**Set exercise:** An exact reproduction of the records is required, with all images left out.

(begin)

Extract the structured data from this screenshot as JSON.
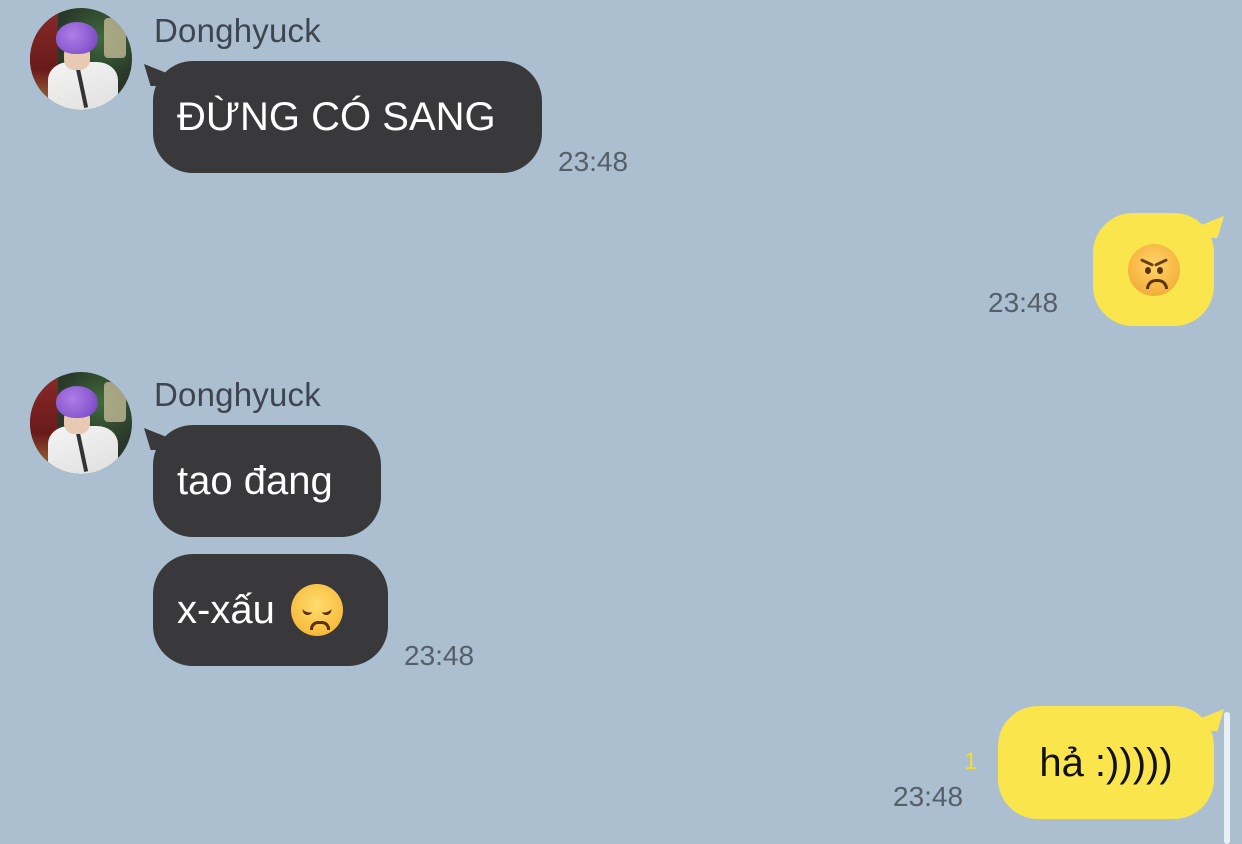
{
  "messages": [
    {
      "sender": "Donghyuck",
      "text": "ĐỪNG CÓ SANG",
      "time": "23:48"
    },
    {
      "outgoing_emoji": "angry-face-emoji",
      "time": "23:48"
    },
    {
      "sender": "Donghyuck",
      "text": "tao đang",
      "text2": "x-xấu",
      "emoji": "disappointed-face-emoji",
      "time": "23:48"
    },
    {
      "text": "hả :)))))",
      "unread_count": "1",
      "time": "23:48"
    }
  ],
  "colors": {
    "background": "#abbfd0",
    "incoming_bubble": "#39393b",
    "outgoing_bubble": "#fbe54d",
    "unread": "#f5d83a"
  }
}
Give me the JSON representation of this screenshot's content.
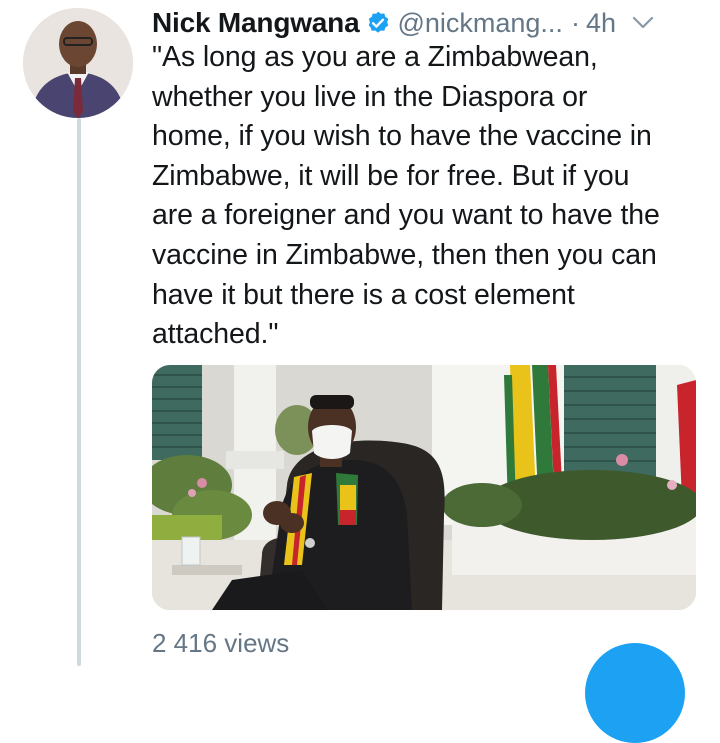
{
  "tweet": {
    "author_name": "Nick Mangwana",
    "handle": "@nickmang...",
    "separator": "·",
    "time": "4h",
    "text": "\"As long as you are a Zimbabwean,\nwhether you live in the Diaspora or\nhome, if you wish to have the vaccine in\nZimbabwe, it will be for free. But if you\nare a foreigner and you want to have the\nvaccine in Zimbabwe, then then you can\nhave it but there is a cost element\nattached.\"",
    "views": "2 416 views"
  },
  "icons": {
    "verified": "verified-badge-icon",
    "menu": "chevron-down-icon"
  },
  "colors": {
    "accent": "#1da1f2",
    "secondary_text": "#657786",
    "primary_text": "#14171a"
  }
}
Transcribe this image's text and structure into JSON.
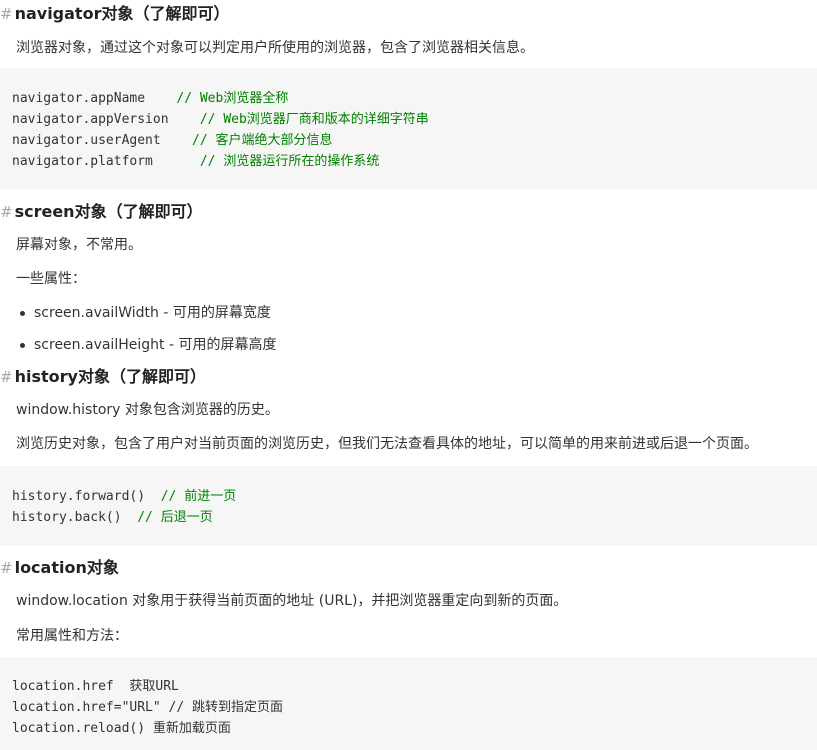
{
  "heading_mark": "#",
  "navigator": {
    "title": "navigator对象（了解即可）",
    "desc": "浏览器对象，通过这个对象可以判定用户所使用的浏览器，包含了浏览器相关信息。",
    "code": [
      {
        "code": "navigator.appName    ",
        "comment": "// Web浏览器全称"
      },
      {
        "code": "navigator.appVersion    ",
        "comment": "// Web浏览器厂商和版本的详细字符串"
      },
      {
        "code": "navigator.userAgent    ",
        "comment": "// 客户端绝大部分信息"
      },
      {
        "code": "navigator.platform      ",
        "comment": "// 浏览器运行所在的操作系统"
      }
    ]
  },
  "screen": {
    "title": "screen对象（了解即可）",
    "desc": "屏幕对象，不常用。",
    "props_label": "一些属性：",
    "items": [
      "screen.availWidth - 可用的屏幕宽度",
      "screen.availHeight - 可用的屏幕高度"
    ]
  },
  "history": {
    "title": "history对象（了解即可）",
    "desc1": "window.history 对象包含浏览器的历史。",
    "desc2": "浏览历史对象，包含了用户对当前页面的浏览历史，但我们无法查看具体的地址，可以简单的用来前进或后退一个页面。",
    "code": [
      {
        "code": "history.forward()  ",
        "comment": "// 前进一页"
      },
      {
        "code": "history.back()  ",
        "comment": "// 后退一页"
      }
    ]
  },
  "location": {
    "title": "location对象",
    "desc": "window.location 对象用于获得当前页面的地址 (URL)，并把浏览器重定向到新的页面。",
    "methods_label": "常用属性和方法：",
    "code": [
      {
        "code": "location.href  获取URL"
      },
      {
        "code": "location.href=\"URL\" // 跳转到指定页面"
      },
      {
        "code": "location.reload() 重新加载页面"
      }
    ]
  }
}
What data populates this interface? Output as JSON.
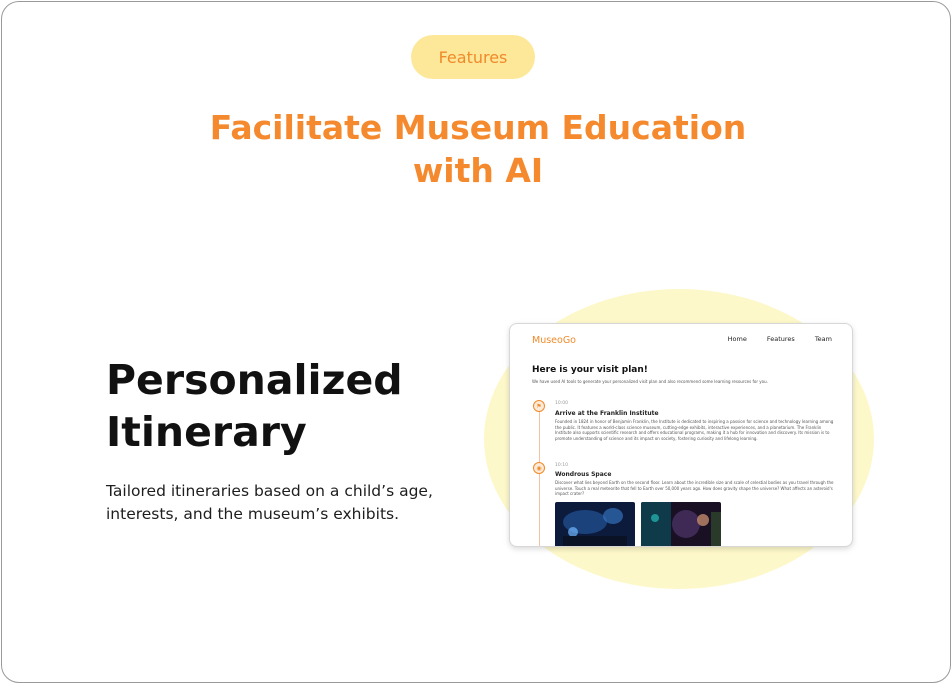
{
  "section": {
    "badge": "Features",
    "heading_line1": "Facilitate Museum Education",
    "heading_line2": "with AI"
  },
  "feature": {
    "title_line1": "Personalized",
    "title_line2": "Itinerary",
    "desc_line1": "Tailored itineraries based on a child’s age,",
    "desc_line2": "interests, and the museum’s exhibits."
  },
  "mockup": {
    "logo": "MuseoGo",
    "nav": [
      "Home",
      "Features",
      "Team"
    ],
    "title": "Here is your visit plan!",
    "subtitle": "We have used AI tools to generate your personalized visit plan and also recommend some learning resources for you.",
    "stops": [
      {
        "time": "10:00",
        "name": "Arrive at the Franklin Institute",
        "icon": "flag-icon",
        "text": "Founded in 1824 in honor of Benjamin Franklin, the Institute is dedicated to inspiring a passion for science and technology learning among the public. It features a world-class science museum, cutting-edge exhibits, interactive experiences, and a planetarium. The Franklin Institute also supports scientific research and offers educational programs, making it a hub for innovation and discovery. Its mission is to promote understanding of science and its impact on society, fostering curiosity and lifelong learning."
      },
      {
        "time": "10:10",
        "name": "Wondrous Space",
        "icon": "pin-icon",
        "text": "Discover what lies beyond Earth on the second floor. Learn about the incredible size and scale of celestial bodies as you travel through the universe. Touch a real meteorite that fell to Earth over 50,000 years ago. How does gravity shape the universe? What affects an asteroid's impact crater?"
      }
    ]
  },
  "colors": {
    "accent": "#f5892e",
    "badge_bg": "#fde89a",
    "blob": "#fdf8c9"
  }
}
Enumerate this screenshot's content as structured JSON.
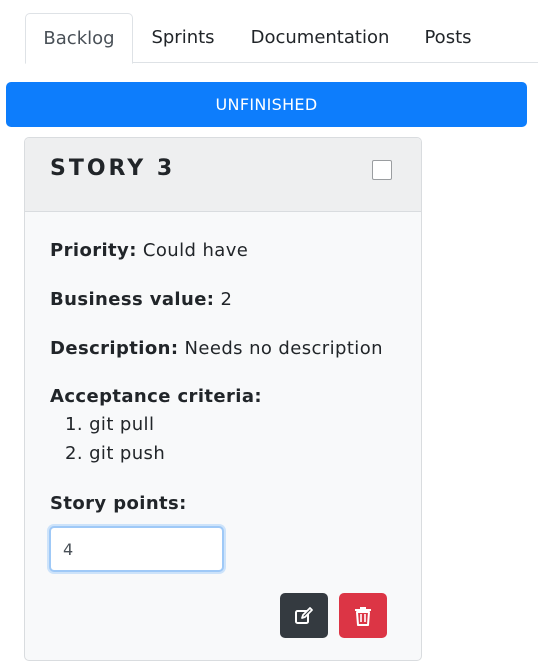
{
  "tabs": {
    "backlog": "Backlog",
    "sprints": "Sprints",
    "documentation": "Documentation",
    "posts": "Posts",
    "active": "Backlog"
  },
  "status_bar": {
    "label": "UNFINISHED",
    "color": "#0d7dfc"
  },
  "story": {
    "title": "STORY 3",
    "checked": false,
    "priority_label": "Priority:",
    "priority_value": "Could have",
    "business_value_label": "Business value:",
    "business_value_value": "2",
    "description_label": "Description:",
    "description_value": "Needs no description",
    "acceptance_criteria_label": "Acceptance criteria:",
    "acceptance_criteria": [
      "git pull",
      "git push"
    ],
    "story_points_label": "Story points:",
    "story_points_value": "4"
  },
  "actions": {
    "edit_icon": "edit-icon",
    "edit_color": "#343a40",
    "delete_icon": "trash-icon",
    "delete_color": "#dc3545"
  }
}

(end)

**The output:**
Extract the structured data from this screenshot as JSON.
{
  "messages": [
    {
      "sender": "Donghyuck",
      "text": "ĐỪNG CÓ SANG",
      "time": "23:48"
    },
    {
      "outgoing_emoji": "angry-face-emoji",
      "time": "23:48"
    },
    {
      "sender": "Donghyuck",
      "text": "tao đang",
      "text2": "x-xấu",
      "emoji": "disappointed-face-emoji",
      "time": "23:48"
    },
    {
      "text": "hả :)))))",
      "unread_count": "1",
      "time": "23:48"
    }
  ],
  "colors": {
    "background": "#abbfd0",
    "incoming_bubble": "#39393b",
    "outgoing_bubble": "#fbe54d",
    "unread": "#f5d83a"
  }
}
Give me the JSON representation of this screenshot's content.
{
  "tweet": {
    "author_name": "Nick Mangwana",
    "handle": "@nickmang...",
    "separator": "·",
    "time": "4h",
    "text": "\"As long as you are a Zimbabwean,\nwhether you live in the Diaspora or\nhome, if you wish to have the vaccine in\nZimbabwe, it will be for free. But if you\nare a foreigner and you want to have the\nvaccine in Zimbabwe, then then you can\nhave it but there is a cost element\nattached.\"",
    "views": "2 416 views"
  },
  "icons": {
    "verified": "verified-badge-icon",
    "menu": "chevron-down-icon"
  },
  "colors": {
    "accent": "#1da1f2",
    "secondary_text": "#657786",
    "primary_text": "#14171a"
  }
}
Transcribe this image's text and structure into JSON.
{
  "heading_mark": "#",
  "navigator": {
    "title": "navigator对象（了解即可）",
    "desc": "浏览器对象，通过这个对象可以判定用户所使用的浏览器，包含了浏览器相关信息。",
    "code": [
      {
        "code": "navigator.appName    ",
        "comment": "// Web浏览器全称"
      },
      {
        "code": "navigator.appVersion    ",
        "comment": "// Web浏览器厂商和版本的详细字符串"
      },
      {
        "code": "navigator.userAgent    ",
        "comment": "// 客户端绝大部分信息"
      },
      {
        "code": "navigator.platform      ",
        "comment": "// 浏览器运行所在的操作系统"
      }
    ]
  },
  "screen": {
    "title": "screen对象（了解即可）",
    "desc": "屏幕对象，不常用。",
    "props_label": "一些属性：",
    "items": [
      "screen.availWidth - 可用的屏幕宽度",
      "screen.availHeight - 可用的屏幕高度"
    ]
  },
  "history": {
    "title": "history对象（了解即可）",
    "desc1": "window.history 对象包含浏览器的历史。",
    "desc2": "浏览历史对象，包含了用户对当前页面的浏览历史，但我们无法查看具体的地址，可以简单的用来前进或后退一个页面。",
    "code": [
      {
        "code": "history.forward()  ",
        "comment": "// 前进一页"
      },
      {
        "code": "history.back()  ",
        "comment": "// 后退一页"
      }
    ]
  },
  "location": {
    "title": "location对象",
    "desc": "window.location 对象用于获得当前页面的地址 (URL)，并把浏览器重定向到新的页面。",
    "methods_label": "常用属性和方法：",
    "code": [
      {
        "code": "location.href  获取URL"
      },
      {
        "code": "location.href=\"URL\" // 跳转到指定页面"
      },
      {
        "code": "location.reload() 重新加载页面"
      }
    ]
  }
}
What data populates this interface? Output as JSON.
{
  "section": {
    "badge": "Features",
    "heading_line1": "Facilitate Museum Education",
    "heading_line2": "with AI"
  },
  "feature": {
    "title_line1": "Personalized",
    "title_line2": "Itinerary",
    "desc_line1": "Tailored itineraries based on a child’s age,",
    "desc_line2": "interests, and the museum’s exhibits."
  },
  "mockup": {
    "logo": "MuseoGo",
    "nav": [
      "Home",
      "Features",
      "Team"
    ],
    "title": "Here is your visit plan!",
    "subtitle": "We have used AI tools to generate your personalized visit plan and also recommend some learning resources for you.",
    "stops": [
      {
        "time": "10:00",
        "name": "Arrive at the Franklin Institute",
        "icon": "flag-icon",
        "text": "Founded in 1824 in honor of Benjamin Franklin, the Institute is dedicated to inspiring a passion for science and technology learning among the public. It features a world-class science museum, cutting-edge exhibits, interactive experiences, and a planetarium. The Franklin Institute also supports scientific research and offers educational programs, making it a hub for innovation and discovery. Its mission is to promote understanding of science and its impact on society, fostering curiosity and lifelong learning."
      },
      {
        "time": "10:10",
        "name": "Wondrous Space",
        "icon": "pin-icon",
        "text": "Discover what lies beyond Earth on the second floor. Learn about the incredible size and scale of celestial bodies as you travel through the universe. Touch a real meteorite that fell to Earth over 50,000 years ago. How does gravity shape the universe? What affects an asteroid's impact crater?"
      }
    ]
  },
  "colors": {
    "accent": "#f5892e",
    "badge_bg": "#fde89a",
    "blob": "#fdf8c9"
  }
}
Enumerate this screenshot's content as structured JSON.
{
  "tabs": {
    "backlog": "Backlog",
    "sprints": "Sprints",
    "documentation": "Documentation",
    "posts": "Posts",
    "active": "Backlog"
  },
  "status_bar": {
    "label": "UNFINISHED",
    "color": "#0d7dfc"
  },
  "story": {
    "title": "STORY 3",
    "checked": false,
    "priority_label": "Priority:",
    "priority_value": "Could have",
    "business_value_label": "Business value:",
    "business_value_value": "2",
    "description_label": "Description:",
    "description_value": "Needs no description",
    "acceptance_criteria_label": "Acceptance criteria:",
    "acceptance_criteria": [
      "git pull",
      "git push"
    ],
    "story_points_label": "Story points:",
    "story_points_value": "4"
  },
  "actions": {
    "edit_icon": "edit-icon",
    "edit_color": "#343a40",
    "delete_icon": "trash-icon",
    "delete_color": "#dc3545"
  }
}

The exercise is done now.